─── MATERIAL PROVIDED ───
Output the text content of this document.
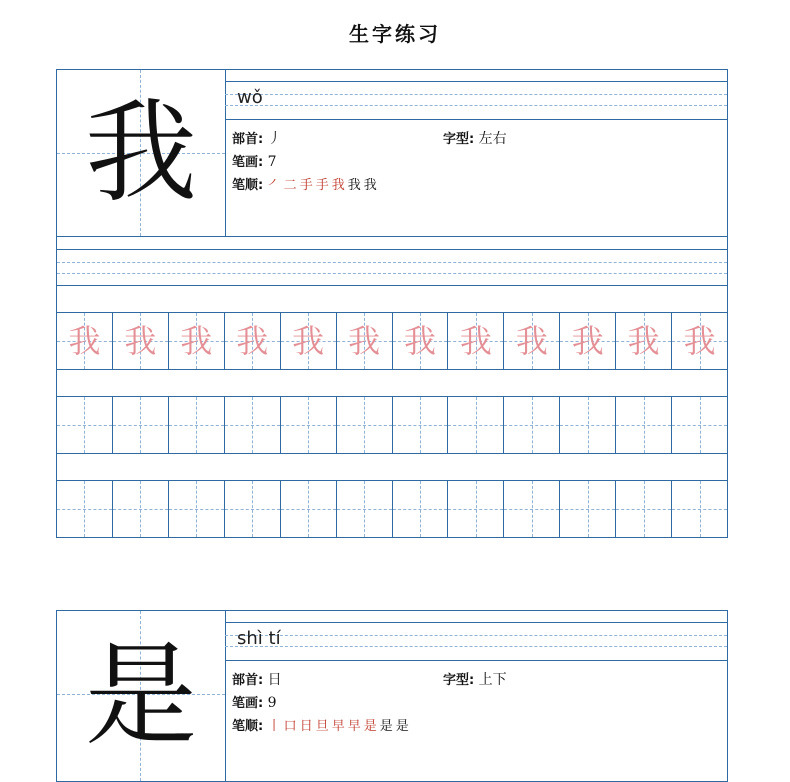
生字练习
我	wǒ
部首: 丿	字型: 左右
笔画: 7
笔顺: ㇒ 二 手 手 我 我 我
我 我 我 我 我 我 我 我 我 我 我 我
是	shì tí
部首: 日	字型: 上下
笔画: 9
笔顺: 丨 口 日 旦 早 早 是 是 是
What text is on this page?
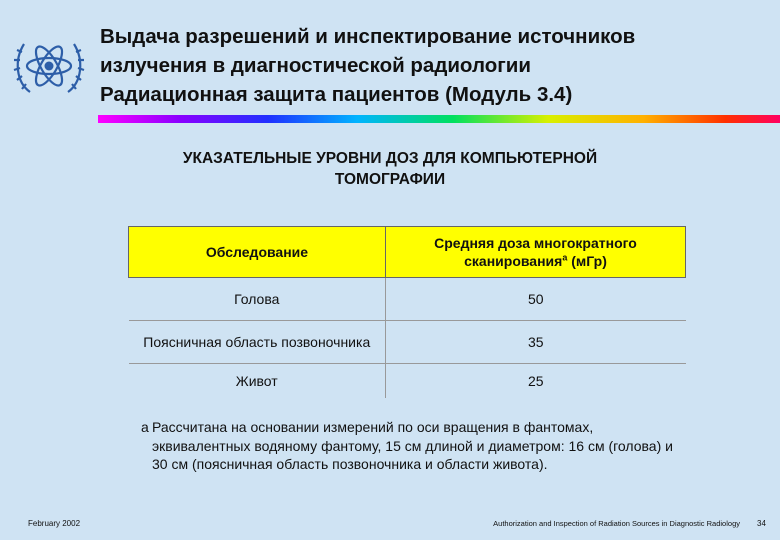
Выдача разрешений и инспектирование источников
излучения в диагностической радиологии
Радиационная защита пациентов (Модуль 3.4)
УКАЗАТЕЛЬНЫЕ УРОВНИ ДОЗ ДЛЯ КОМПЬЮТЕРНОЙ
ТОМОГРАФИИ
Обследование	Средняя доза многократного
сканирования$^a$ (мГр)
Голова	50
Поясничная область позвоночника	35
Живот	25
a Рассчитана на основании измерений по оси вращения в фантомах, эквивалентных водяному фантому, 15 см длиной и диаметром: 16 см (голова) и 30 см (поясничная область позвоночника и области живота).

February 2002	Authorization and Inspection of Radiation Sources in Diagnostic Radiology 34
───
REQUIRED WORK = Set down every record once more, word for word, without pictures.

FINAL RESULT =
Output the text content of this document.
生字练习
我	wǒ
部首: 丿	字型: 左右
笔画: 7
笔顺: ㇒ 二 手 手 我 我 我
我 我 我 我 我 我 我 我 我 我 我 我
是	shì tí
部首: 日	字型: 上下
笔画: 9
笔顺: 丨 口 日 旦 早 早 是 是 是
What text is on this page?
Выдача разрешений и инспектирование источников
излучения в диагностической радиологии
Радиационная защита пациентов (Модуль 3.4)
УКАЗАТЕЛЬНЫЕ УРОВНИ ДОЗ ДЛЯ КОМПЬЮТЕРНОЙ
ТОМОГРАФИИ
Обследование	Средняя доза многократного
сканирования$^a$ (мГр)
Голова	50
Поясничная область позвоночника	35
Живот	25
a Рассчитана на основании измерений по оси вращения в фантомах, эквивалентных водяному фантому, 15 см длиной и диаметром: 16 см (голова) и 30 см (поясничная область позвоночника и области живота).

February 2002	Authorization and Inspection of Radiation Sources in Diagnostic Radiology 34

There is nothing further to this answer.